Work instruction >>
Quote the exhibition review word for word from "Walker Art Gallery" up to and including "did go twice.".

Supplied passage >>
Nicholas Middleton - Protest, 1st April 2009, oil on canvasJohn Moores Painting Prize 2010

Walker Art Gallery
18th September 2010 – 3rd January 2011

Reviewed by Sandra Gibson

You know when a painting is good: the interest or provocation is powerful enough to generate excitement. Something in the head and something in the belly. Although there were some interesting issues raised by this exhibition, I didn’t find very much to excite me.

And I did go twice.

Of the winning paintings only Daniel Sturgis’s Still Squallings (2009) had ingredient X and I was glad to revisit it. It does what it says: combining the horizontally still with the diagonally kinetic. I was impressed by the elegance of the decorative technique and composition and the balance of the static areas of hot colour with the orderly dance of black, grey and white squares. Why is such a painting so satisfying? Is it to do with the potency of the space at the right hand side of the painting which takes something away from its flatness? Or is it the dots of pale blue that counterbalance the angularity of the other shapes? It’s hard to know and it doesn’t matter. What matters is that I am still thinking about it and visualising it. I love it.

The overall winner, Spectrum Jesus (2009) by Keith Coventry interested me on two counts. Firstly because of something the artist said about it: “The reflective glass slows down the speed at which you can consume the image.” The word consume had me considering the way in which gallery visitors do indeed gawp and peer and evaluate and judge and decide if a work of art repays the effort taken to view it. Or the way in which art buffs collect experiences like tourists do. I also considered the sense of consuming an experience until it is assimilated into the mind set of the viewer. So far so cerebral. What of the experience of actually looking at Spectrum Jesus? It required effort. The artist had arranged that by the choice of deep colour glazed by reflective glass so that the iconic image was interfered with by extraneous light and the reflected image of the viewer. The ancient and still face of Christ peers back but you have to make the effort to see beyond the self and the diverting world you are inhabiting.

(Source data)
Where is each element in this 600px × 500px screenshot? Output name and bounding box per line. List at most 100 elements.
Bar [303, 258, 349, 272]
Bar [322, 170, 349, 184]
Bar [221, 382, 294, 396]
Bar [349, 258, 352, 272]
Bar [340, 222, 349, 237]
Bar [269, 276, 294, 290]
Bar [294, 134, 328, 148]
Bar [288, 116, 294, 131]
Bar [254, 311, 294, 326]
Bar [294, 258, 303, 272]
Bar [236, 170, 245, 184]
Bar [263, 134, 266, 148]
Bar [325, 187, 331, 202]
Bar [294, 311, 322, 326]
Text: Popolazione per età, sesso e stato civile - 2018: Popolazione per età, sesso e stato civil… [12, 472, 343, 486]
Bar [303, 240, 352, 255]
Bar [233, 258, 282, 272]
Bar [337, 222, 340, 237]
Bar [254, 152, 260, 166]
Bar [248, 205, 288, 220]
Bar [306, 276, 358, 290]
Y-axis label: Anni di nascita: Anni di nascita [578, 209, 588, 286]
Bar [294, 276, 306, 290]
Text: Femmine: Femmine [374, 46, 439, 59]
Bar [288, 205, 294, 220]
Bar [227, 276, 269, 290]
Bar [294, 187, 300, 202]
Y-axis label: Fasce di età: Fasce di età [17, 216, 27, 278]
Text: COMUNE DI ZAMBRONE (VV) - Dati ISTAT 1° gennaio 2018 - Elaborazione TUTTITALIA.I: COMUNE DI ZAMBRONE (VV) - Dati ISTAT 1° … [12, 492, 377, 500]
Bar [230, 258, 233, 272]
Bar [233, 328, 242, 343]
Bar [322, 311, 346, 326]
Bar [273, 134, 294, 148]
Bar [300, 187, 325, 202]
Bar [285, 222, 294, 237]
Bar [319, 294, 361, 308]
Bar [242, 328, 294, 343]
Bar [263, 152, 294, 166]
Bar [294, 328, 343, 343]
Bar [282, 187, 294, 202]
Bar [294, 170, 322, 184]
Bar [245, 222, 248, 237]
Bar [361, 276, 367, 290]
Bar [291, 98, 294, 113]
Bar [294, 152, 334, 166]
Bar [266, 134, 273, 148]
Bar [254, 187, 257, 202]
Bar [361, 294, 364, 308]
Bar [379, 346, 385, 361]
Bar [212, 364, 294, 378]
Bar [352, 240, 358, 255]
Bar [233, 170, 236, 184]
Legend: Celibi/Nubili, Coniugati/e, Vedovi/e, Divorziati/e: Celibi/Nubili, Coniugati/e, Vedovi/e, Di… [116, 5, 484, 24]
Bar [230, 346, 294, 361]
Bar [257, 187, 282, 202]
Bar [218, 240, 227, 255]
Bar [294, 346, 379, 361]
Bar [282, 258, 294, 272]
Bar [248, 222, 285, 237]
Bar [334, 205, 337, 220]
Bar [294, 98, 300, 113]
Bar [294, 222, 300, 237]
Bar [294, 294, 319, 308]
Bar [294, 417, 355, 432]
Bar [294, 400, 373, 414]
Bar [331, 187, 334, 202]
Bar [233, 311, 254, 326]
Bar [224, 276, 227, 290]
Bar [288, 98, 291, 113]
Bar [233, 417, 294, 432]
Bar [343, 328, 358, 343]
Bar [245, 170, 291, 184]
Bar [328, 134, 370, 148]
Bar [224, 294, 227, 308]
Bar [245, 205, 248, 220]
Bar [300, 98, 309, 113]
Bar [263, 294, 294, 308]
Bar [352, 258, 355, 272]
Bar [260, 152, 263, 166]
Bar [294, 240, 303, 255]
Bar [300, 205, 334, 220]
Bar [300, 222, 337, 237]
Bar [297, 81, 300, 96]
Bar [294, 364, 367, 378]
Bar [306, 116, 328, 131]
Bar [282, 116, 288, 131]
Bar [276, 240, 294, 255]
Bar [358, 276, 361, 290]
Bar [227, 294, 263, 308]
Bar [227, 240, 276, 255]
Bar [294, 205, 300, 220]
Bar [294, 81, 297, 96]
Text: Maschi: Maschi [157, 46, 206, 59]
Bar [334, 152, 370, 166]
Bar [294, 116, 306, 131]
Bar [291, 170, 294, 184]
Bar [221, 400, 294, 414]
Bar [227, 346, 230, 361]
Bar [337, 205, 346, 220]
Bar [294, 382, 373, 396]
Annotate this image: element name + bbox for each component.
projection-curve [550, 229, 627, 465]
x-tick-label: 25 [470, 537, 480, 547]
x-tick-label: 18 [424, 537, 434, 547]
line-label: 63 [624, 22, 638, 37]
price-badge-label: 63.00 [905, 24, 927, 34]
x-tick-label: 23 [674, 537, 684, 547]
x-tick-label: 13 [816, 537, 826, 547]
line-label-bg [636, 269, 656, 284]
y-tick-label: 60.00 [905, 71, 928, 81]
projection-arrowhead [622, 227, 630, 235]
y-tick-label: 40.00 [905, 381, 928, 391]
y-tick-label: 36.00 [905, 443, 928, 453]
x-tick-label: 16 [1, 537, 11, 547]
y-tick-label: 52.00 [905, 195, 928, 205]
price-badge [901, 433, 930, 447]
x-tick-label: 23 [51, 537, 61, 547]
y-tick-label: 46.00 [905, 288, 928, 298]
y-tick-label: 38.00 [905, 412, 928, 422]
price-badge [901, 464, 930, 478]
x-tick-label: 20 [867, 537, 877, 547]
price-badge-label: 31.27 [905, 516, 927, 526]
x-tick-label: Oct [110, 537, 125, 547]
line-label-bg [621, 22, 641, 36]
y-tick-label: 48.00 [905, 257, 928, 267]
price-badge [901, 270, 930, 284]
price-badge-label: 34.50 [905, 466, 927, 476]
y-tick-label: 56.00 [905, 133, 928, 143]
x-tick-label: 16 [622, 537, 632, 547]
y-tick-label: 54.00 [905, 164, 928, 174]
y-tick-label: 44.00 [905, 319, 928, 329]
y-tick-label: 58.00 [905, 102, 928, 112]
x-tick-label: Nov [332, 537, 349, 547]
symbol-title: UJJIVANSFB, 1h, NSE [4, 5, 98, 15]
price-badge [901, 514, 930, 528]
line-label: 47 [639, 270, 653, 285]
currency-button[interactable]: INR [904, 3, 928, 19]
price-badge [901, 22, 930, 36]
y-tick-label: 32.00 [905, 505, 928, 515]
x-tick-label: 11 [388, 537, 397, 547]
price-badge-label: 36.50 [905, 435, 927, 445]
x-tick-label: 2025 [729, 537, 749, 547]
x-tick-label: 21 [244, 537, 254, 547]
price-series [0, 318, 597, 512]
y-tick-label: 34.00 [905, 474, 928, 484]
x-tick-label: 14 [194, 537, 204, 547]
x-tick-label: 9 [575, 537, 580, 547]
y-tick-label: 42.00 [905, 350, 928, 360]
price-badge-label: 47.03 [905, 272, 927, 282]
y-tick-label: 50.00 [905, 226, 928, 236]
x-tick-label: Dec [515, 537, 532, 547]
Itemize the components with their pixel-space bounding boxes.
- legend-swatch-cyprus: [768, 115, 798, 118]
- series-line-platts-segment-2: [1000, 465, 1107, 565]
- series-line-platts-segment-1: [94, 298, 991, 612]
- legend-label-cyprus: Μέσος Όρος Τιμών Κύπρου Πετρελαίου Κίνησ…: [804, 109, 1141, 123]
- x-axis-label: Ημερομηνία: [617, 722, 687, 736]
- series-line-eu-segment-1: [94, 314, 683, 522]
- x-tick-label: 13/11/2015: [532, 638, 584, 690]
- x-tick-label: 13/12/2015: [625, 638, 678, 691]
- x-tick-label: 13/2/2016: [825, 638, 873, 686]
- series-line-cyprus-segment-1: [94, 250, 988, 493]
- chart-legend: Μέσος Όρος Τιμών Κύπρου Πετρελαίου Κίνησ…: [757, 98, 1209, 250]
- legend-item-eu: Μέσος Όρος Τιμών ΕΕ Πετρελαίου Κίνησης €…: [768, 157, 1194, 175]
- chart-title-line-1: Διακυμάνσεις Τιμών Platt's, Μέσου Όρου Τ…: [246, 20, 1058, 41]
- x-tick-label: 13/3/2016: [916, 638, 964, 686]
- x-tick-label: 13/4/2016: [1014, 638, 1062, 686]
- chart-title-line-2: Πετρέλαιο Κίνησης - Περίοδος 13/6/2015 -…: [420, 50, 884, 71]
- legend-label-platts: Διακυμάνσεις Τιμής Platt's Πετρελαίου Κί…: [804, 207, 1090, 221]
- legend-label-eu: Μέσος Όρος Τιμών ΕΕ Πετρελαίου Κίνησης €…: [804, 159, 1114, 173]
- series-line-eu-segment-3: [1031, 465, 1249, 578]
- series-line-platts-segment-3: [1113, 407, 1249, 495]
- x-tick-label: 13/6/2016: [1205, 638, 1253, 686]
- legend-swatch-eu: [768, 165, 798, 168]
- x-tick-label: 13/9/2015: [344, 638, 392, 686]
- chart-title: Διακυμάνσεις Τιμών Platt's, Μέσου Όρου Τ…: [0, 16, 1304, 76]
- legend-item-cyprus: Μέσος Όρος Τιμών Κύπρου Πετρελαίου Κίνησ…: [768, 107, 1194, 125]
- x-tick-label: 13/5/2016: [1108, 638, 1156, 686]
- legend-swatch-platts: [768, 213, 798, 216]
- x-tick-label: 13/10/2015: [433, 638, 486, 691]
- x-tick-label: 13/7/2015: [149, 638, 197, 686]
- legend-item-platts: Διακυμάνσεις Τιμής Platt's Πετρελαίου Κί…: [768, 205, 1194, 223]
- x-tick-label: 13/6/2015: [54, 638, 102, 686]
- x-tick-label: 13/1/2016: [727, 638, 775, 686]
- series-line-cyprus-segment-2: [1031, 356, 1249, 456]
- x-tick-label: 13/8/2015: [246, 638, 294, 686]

Problem solution >>
Walker Art Gallery
18th September 2010 – 3rd January 2011

Reviewed by Sandra Gibson

You know when a painting is good: the interest or provocation is powerful enough to generate excitement. Something in the head and something in the belly. Although there were some interesting issues raised by this exhibition, I didn’t find very much to excite me.

And I did go twice.